Write out the full listing exactly as given, minus the images.

== RECORD SET ==

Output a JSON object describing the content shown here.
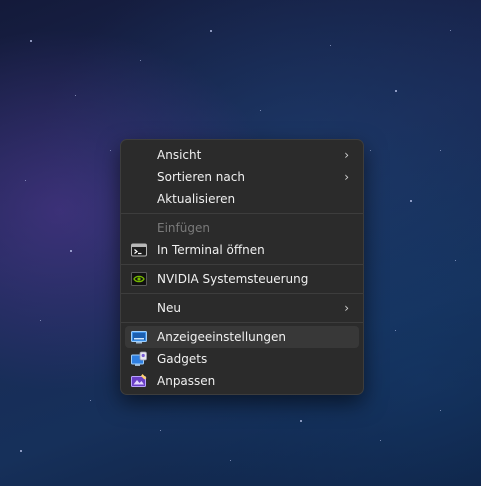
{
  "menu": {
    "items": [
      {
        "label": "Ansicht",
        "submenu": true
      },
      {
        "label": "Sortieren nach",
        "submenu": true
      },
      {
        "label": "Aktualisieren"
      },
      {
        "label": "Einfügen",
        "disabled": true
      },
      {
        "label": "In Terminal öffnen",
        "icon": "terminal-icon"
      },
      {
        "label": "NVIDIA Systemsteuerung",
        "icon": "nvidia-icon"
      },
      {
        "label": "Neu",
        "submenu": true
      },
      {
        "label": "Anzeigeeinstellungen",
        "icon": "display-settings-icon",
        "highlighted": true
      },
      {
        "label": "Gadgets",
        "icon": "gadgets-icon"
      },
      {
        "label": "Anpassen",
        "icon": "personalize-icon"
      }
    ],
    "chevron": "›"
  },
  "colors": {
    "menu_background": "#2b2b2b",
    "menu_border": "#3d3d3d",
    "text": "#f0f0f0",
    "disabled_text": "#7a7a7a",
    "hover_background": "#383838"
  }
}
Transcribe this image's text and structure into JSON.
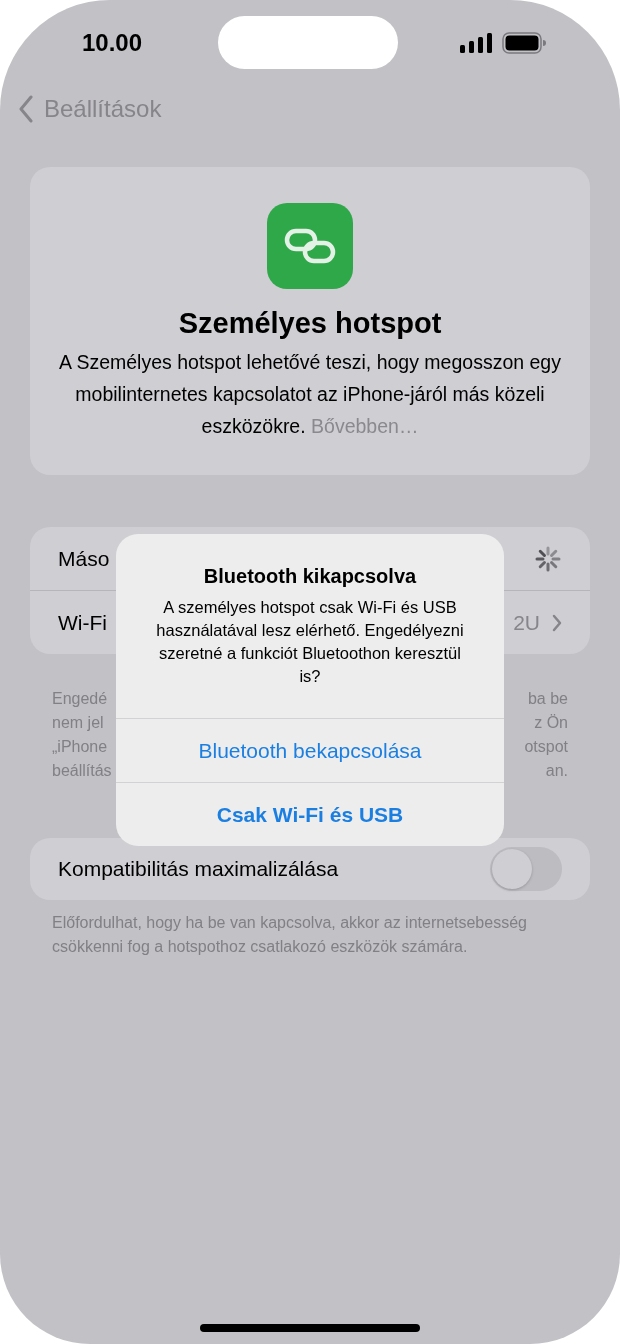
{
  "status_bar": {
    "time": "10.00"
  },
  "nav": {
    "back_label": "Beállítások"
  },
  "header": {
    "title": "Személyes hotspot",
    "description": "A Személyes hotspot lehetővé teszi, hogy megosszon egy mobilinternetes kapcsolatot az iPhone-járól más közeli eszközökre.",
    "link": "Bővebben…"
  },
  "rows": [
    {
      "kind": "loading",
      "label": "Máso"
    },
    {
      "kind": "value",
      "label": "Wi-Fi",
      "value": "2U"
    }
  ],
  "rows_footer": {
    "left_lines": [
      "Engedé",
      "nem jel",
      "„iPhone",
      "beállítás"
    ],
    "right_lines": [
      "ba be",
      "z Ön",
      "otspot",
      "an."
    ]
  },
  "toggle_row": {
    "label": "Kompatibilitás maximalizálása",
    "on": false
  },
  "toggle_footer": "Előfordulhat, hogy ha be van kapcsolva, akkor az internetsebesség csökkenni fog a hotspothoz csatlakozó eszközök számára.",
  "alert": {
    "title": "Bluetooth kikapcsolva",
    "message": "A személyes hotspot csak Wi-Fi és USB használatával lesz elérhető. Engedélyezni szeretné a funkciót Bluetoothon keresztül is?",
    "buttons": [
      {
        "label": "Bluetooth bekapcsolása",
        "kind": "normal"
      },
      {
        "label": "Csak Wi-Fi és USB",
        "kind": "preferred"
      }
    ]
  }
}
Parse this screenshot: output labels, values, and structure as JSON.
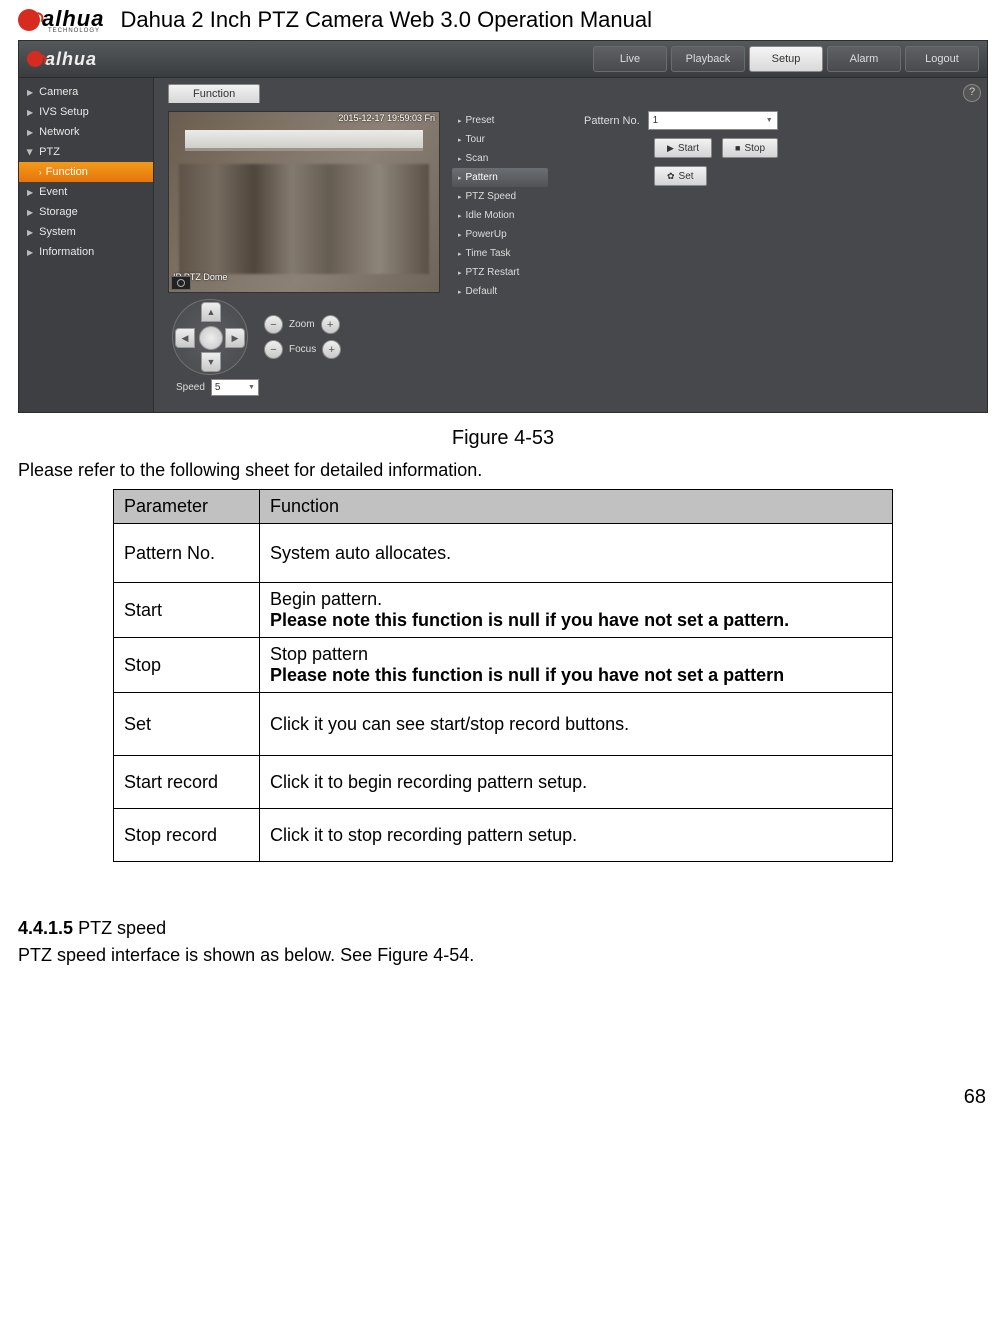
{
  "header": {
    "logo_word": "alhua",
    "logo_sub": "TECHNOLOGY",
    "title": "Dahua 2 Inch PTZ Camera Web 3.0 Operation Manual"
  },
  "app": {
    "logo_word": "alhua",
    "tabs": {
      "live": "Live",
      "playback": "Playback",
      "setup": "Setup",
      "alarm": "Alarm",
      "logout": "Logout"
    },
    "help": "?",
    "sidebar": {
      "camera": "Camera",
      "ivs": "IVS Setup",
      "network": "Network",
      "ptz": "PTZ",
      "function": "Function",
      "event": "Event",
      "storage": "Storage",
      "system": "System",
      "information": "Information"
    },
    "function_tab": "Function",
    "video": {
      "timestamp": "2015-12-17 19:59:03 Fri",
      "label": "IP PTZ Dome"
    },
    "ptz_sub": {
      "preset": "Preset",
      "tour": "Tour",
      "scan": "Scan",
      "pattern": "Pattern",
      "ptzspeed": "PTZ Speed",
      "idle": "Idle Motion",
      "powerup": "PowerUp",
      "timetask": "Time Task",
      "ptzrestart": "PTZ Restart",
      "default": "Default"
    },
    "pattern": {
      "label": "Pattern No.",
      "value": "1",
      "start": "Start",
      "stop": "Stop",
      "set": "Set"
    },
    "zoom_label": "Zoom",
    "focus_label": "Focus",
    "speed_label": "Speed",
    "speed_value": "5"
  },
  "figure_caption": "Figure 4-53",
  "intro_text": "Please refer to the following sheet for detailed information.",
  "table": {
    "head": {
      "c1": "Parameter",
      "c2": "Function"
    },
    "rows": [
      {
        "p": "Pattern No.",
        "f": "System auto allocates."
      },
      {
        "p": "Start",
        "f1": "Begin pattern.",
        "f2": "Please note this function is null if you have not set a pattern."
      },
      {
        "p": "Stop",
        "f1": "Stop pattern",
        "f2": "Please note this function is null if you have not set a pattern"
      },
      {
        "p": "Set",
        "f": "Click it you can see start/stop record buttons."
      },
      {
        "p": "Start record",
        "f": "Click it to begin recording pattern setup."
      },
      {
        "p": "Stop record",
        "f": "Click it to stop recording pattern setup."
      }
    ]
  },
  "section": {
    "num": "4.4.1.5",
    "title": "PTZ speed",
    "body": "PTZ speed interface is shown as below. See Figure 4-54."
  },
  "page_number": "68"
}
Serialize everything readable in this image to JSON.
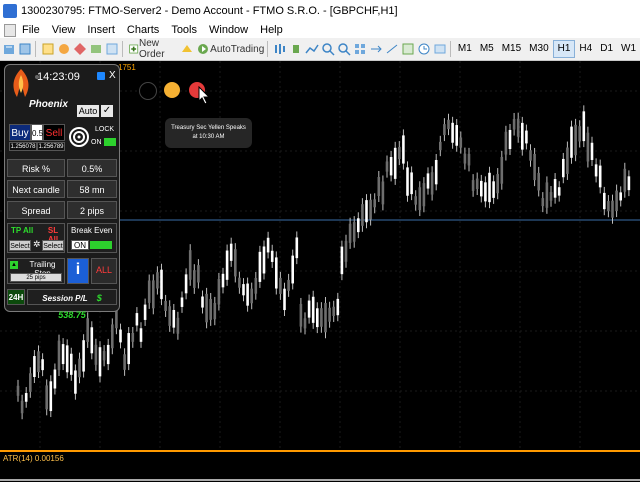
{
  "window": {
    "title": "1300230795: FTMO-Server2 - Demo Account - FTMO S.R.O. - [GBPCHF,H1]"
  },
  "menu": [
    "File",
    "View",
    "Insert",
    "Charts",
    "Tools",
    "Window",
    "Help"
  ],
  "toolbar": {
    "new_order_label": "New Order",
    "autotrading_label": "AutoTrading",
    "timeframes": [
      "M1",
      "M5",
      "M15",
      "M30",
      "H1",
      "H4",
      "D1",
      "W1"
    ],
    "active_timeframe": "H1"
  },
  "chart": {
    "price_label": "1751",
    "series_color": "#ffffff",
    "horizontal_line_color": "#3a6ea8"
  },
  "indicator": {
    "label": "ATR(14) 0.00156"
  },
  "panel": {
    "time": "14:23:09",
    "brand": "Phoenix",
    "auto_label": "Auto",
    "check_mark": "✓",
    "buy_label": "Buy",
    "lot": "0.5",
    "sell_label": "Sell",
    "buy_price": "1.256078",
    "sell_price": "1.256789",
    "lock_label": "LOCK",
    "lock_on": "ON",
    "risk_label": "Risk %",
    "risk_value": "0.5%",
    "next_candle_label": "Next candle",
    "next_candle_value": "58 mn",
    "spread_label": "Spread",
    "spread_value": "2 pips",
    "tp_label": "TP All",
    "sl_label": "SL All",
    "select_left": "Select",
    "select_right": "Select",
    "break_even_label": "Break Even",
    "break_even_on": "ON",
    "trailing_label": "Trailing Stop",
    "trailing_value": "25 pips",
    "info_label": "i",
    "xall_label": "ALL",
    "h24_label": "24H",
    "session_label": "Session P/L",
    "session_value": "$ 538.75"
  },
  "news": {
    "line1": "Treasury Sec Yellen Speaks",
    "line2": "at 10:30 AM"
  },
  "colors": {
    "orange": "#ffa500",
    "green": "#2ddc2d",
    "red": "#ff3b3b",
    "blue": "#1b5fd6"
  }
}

===

* **FINISHED EXERCISE**
Output a JSON object describing the content shown here.
{
  "menu": {
    "items": [
      {
        "label": "Ansicht",
        "submenu": true
      },
      {
        "label": "Sortieren nach",
        "submenu": true
      },
      {
        "label": "Aktualisieren"
      },
      {
        "label": "Einfügen",
        "disabled": true
      },
      {
        "label": "In Terminal öffnen",
        "icon": "terminal-icon"
      },
      {
        "label": "NVIDIA Systemsteuerung",
        "icon": "nvidia-icon"
      },
      {
        "label": "Neu",
        "submenu": true
      },
      {
        "label": "Anzeigeeinstellungen",
        "icon": "display-settings-icon",
        "highlighted": true
      },
      {
        "label": "Gadgets",
        "icon": "gadgets-icon"
      },
      {
        "label": "Anpassen",
        "icon": "personalize-icon"
      }
    ],
    "chevron": "›"
  },
  "colors": {
    "menu_background": "#2b2b2b",
    "menu_border": "#3d3d3d",
    "text": "#f0f0f0",
    "disabled_text": "#7a7a7a",
    "hover_background": "#383838"
  }
}
Transcribe this image's text and structure into JSON.
{
  "status_bar": {
    "time": "10.00"
  },
  "nav": {
    "back_label": "Beállítások"
  },
  "header": {
    "title": "Személyes hotspot",
    "description": "A Személyes hotspot lehetővé teszi, hogy megosszon egy mobilinternetes kapcsolatot az iPhone-járól más közeli eszközökre.",
    "link": "Bővebben…"
  },
  "rows": [
    {
      "kind": "loading",
      "label": "Máso"
    },
    {
      "kind": "value",
      "label": "Wi-Fi",
      "value": "2U"
    }
  ],
  "rows_footer": {
    "left_lines": [
      "Engedé",
      "nem jel",
      "„iPhone",
      "beállítás"
    ],
    "right_lines": [
      "ba be",
      "z Ön",
      "otspot",
      "an."
    ]
  },
  "toggle_row": {
    "label": "Kompatibilitás maximalizálása",
    "on": false
  },
  "toggle_footer": "Előfordulhat, hogy ha be van kapcsolva, akkor az internetsebesség csökkenni fog a hotspothoz csatlakozó eszközök számára.",
  "alert": {
    "title": "Bluetooth kikapcsolva",
    "message": "A személyes hotspot csak Wi-Fi és USB használatával lesz elérhető. Engedélyezni szeretné a funkciót Bluetoothon keresztül is?",
    "buttons": [
      {
        "label": "Bluetooth bekapcsolása",
        "kind": "normal"
      },
      {
        "label": "Csak Wi-Fi és USB",
        "kind": "preferred"
      }
    ]
  }
}
Parse this screenshot: output labels, values, and structure as JSON.
{
  "header": {
    "logo_word": "alhua",
    "logo_sub": "TECHNOLOGY",
    "title": "Dahua 2 Inch PTZ Camera Web 3.0 Operation Manual"
  },
  "app": {
    "logo_word": "alhua",
    "tabs": {
      "live": "Live",
      "playback": "Playback",
      "setup": "Setup",
      "alarm": "Alarm",
      "logout": "Logout"
    },
    "help": "?",
    "sidebar": {
      "camera": "Camera",
      "ivs": "IVS Setup",
      "network": "Network",
      "ptz": "PTZ",
      "function": "Function",
      "event": "Event",
      "storage": "Storage",
      "system": "System",
      "information": "Information"
    },
    "function_tab": "Function",
    "video": {
      "timestamp": "2015-12-17 19:59:03 Fri",
      "label": "IP PTZ Dome"
    },
    "ptz_sub": {
      "preset": "Preset",
      "tour": "Tour",
      "scan": "Scan",
      "pattern": "Pattern",
      "ptzspeed": "PTZ Speed",
      "idle": "Idle Motion",
      "powerup": "PowerUp",
      "timetask": "Time Task",
      "ptzrestart": "PTZ Restart",
      "default": "Default"
    },
    "pattern": {
      "label": "Pattern No.",
      "value": "1",
      "start": "Start",
      "stop": "Stop",
      "set": "Set"
    },
    "zoom_label": "Zoom",
    "focus_label": "Focus",
    "speed_label": "Speed",
    "speed_value": "5"
  },
  "figure_caption": "Figure 4-53",
  "intro_text": "Please refer to the following sheet for detailed information.",
  "table": {
    "head": {
      "c1": "Parameter",
      "c2": "Function"
    },
    "rows": [
      {
        "p": "Pattern No.",
        "f": "System auto allocates."
      },
      {
        "p": "Start",
        "f1": "Begin pattern.",
        "f2": "Please note this function is null if you have not set a pattern."
      },
      {
        "p": "Stop",
        "f1": "Stop pattern",
        "f2": "Please note this function is null if you have not set a pattern"
      },
      {
        "p": "Set",
        "f": "Click it you can see start/stop record buttons."
      },
      {
        "p": "Start record",
        "f": "Click it to begin recording pattern setup."
      },
      {
        "p": "Stop record",
        "f": "Click it to stop recording pattern setup."
      }
    ]
  },
  "section": {
    "num": "4.4.1.5",
    "title": "PTZ speed",
    "body": "PTZ speed interface is shown as below. See Figure 4-54."
  },
  "page_number": "68"
}
Serialize everything readable in this image to JSON.
{
  "window": {
    "title": "1300230795: FTMO-Server2 - Demo Account - FTMO S.R.O. - [GBPCHF,H1]"
  },
  "menu": [
    "File",
    "View",
    "Insert",
    "Charts",
    "Tools",
    "Window",
    "Help"
  ],
  "toolbar": {
    "new_order_label": "New Order",
    "autotrading_label": "AutoTrading",
    "timeframes": [
      "M1",
      "M5",
      "M15",
      "M30",
      "H1",
      "H4",
      "D1",
      "W1"
    ],
    "active_timeframe": "H1"
  },
  "chart": {
    "price_label": "1751",
    "series_color": "#ffffff",
    "horizontal_line_color": "#3a6ea8"
  },
  "indicator": {
    "label": "ATR(14) 0.00156"
  },
  "panel": {
    "time": "14:23:09",
    "brand": "Phoenix",
    "auto_label": "Auto",
    "check_mark": "✓",
    "buy_label": "Buy",
    "lot": "0.5",
    "sell_label": "Sell",
    "buy_price": "1.256078",
    "sell_price": "1.256789",
    "lock_label": "LOCK",
    "lock_on": "ON",
    "risk_label": "Risk %",
    "risk_value": "0.5%",
    "next_candle_label": "Next candle",
    "next_candle_value": "58 mn",
    "spread_label": "Spread",
    "spread_value": "2 pips",
    "tp_label": "TP All",
    "sl_label": "SL All",
    "select_left": "Select",
    "select_right": "Select",
    "break_even_label": "Break Even",
    "break_even_on": "ON",
    "trailing_label": "Trailing Stop",
    "trailing_value": "25 pips",
    "info_label": "i",
    "xall_label": "ALL",
    "h24_label": "24H",
    "session_label": "Session P/L",
    "session_value": "$ 538.75"
  },
  "news": {
    "line1": "Treasury Sec Yellen Speaks",
    "line2": "at 10:30 AM"
  },
  "colors": {
    "orange": "#ffa500",
    "green": "#2ddc2d",
    "red": "#ff3b3b",
    "blue": "#1b5fd6"
  }
}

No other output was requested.